* _Dataset entries_:
┌────────

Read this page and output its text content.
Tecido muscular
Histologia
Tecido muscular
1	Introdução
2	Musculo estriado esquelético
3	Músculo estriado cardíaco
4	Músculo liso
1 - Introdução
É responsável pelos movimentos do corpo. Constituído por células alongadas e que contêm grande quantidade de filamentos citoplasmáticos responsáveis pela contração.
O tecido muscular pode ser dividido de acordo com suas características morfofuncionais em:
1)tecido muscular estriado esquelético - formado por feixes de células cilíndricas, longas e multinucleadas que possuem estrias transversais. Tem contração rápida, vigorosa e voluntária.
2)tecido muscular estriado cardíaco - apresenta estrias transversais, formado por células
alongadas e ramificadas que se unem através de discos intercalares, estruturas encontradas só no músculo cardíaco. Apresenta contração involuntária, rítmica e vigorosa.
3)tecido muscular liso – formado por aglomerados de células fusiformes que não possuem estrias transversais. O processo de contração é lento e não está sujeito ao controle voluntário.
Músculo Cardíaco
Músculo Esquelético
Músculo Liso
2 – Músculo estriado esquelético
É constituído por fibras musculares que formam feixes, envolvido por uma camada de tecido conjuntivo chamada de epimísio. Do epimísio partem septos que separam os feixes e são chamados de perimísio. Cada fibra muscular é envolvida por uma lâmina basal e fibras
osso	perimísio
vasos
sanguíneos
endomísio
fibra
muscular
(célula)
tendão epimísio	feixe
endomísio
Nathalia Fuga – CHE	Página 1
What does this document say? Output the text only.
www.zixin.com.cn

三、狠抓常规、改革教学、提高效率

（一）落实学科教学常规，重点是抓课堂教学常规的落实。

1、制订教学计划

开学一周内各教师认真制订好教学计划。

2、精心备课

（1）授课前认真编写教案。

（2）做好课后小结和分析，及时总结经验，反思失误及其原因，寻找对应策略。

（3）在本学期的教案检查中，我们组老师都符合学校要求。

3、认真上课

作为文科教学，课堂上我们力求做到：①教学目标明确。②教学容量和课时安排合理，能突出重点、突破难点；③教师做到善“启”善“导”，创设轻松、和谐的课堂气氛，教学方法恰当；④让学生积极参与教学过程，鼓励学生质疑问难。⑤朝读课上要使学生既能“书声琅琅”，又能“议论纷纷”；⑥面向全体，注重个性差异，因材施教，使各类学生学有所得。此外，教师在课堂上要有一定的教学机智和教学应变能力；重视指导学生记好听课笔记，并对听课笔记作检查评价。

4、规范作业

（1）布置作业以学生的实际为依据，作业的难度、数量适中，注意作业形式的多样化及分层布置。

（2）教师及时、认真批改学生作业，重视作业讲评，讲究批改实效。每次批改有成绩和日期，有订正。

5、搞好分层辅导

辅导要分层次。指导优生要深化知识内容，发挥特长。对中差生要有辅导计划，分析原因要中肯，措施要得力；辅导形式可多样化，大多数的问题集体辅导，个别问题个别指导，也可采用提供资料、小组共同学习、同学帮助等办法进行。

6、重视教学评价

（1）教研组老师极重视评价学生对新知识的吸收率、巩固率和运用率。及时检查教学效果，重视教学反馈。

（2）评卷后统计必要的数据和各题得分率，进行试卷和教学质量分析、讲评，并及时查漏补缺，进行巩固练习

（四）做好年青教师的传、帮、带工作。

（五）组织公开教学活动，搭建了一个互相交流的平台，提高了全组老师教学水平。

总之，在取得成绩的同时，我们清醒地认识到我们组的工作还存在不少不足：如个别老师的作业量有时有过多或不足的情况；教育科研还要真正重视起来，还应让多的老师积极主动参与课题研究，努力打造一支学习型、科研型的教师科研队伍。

└────────

* _Given problem_: In the listing, find all lines with the string "text" and copy them.

* _Answer_:
Read this page and output its text content.
What does this document say? Output the text only.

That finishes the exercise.